Di come, da padre single, Joe passasse 4 ore al giorno in treno da Wilmington a Washington. Beau e Hunter facevano colazione ogni mattina con loro padre. Andavano a dormire ogni sera con il suono della sua voce che leggeva le favole della buonanotte. E mentre pativano una perdita indicibile, questi due ragazzini sapevano sempre di essere profondamente, incondizionatamente amati.
Ciò che mi ha commosso di Joe è anche il lavoro che faceva, mentre andava e veniva. Questo è il leader che ha scritto la legge sulla violenza contro le donne e ha messo in atto il divieto dei fucili d’assalto. Che, in qualità di vicepresidente, ha attuato il Recovery Act, portando il paese fuori dalla grande recessione.
Che ha sostenuto l’”Affordable Care Act” (la legge per l’assistenza sanitaria a prezzi accessibili per la tutela dei malati n.d.t.) proteggendo milioni di americani con patologie preesistenti. Che ha passato decenni a promuovere i valori e gli interessi americani in tutto il mondo, difendendo i nostri alleati e resistendo ai nostri avversari.
In questo momento abbiamo un presidente che trasforma le nostre tragedie in armi politiche.
Joe sarà un presidente che trasforma le nostre sfide in uno scopo.
Ci riunirà per costruire un’economia che non lasci nessuno indietro. Dove un lavoro ben pagato è la base, non il tetto.
Joe ci riunirà per porre fine a questa pandemia e assicurarsi che siamo preparati ad affrontare la prossima.
Ci riunirà per prendere di petto e superare l’ingiustizia razziale, completando il lavoro di generazioni.
Io credo, come lui, che possiamo costruire una comunità solidale, forte e dignitosa, giusta e benevola. Una comunità in cui tutti possiamo rispecchiarci.
Questo è il sogno per cui i nostri genitori e i nostri nonni hanno lottato. Un sogno che ha reso possibile la mia vita. Il sogno che fa della promessa americana – con tutte le sue complessità e imperfezioni – una promessa per cui vale la pena di lottare.

===============

*I TUOI COMPITI*.
A – Secondo il discorso su Joe, quante ore al giorno passava in treno da Wilmington a Washington?
B – Per favore, elenca tutte le leggi e i provvedimenti che il discorso su Joe collega al suo operato.
I record non hanno alcun ruolo in questo lavoro.

*DATI DELL'ESERCIZIO*.

===============

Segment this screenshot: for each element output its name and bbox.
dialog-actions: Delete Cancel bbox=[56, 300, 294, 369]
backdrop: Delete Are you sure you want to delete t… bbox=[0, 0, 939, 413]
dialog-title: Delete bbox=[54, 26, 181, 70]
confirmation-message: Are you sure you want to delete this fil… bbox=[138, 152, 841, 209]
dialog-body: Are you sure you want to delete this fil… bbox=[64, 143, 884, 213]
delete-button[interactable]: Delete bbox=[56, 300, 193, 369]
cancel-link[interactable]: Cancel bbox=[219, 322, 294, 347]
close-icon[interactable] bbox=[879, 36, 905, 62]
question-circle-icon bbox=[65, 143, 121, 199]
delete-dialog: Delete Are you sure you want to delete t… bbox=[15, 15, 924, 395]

===============

*SOLUZIONI DEI COMPITI*.
A – 4 ore al giorno.

B –
- La legge sulla violenza contro le donne
- Il divieto dei fucili d'assalto
- Il Recovery Act
- L'Affordable Care Act